• STATED EXERCISE: Return all lines from the listing below in which the string "machinery" occurs.

╔══

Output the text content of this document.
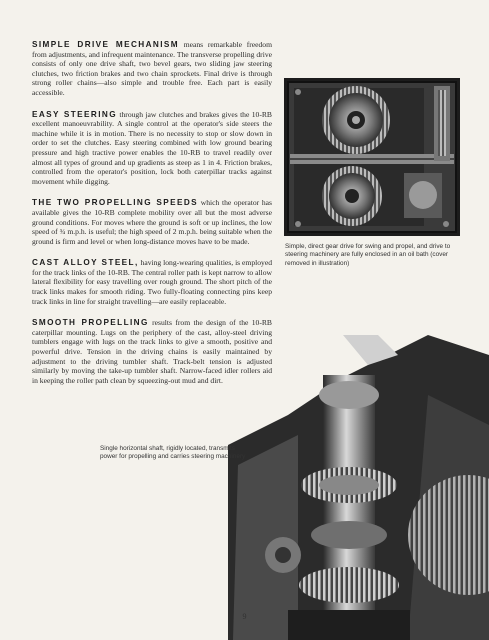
SIMPLE DRIVE MECHANISM means remarkable freedom from adjustments, and infrequent maintenance. The transverse propelling drive consists of only one drive shaft, two bevel gears, two sliding jaw steering clutches, two friction brakes and two chain sprockets. Final drive is through strong roller chains—also simple and trouble free. Each part is easily accessible.

EASY STEERING through jaw clutches and brakes gives the 10-RB excellent manoeuvrability. A single control at the operator's side steers the machine while it is in motion. There is no necessity to stop or slow down in order to set the clutches. Easy steering combined with low ground bearing pressure and high tractive power enables the 10-RB to travel readily over almost all types of ground and up gradients as steep as 1 in 4. Friction brakes, controlled from the operator's position, lock both caterpillar tracks against movement while digging.

THE TWO PROPELLING SPEEDS which the operator has available gives the 10-RB complete mobility over all but the most adverse ground conditions. For moves where the ground is soft or up inclines, the low speed of ¾ m.p.h. is useful; the high speed of 2 m.p.h. being suitable when the ground is firm and level or when long-distance moves have to be made.

CAST ALLOY STEEL, having long-wearing qualities, is employed for the track links of the 10-RB. The central roller path is kept narrow to allow lateral flexibility for easy travelling over rough ground. The short pitch of the track links makes for smooth riding. Two fully-floating connecting pins keep track links in line for straight travelling—are easily replaceable.

SMOOTH PROPELLING results from the design of the 10-RB caterpillar mounting. Lugs on the periphery of the cast, alloy-steel driving tumblers engage with lugs on the track links to give a smooth, positive and powerful drive. Tension in the driving chains is easily maintained by adjustment to the driving tumbler shaft. Track-belt tension is adjusted similarly by moving the take-up tumbler shaft. Narrow-faced idler rollers aid in keeping the roller path clean by squeezing-out mud and dirt.

Simple, direct gear drive for swing and propel, and drive to steering machinery are fully enclosed in an oil bath (cover removed in illustration)
Single horizontal shaft, rigidly located, transmits power for propelling and carries steering machinery
9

╚══

• WORKED ANSWER:
Simple, direct gear drive for swing and propel, and drive to steering machinery are fully enclosed in an oil bath (cover removed in illustration)
Single horizontal shaft, rigidly located, transmits power for propelling and carries steering machinery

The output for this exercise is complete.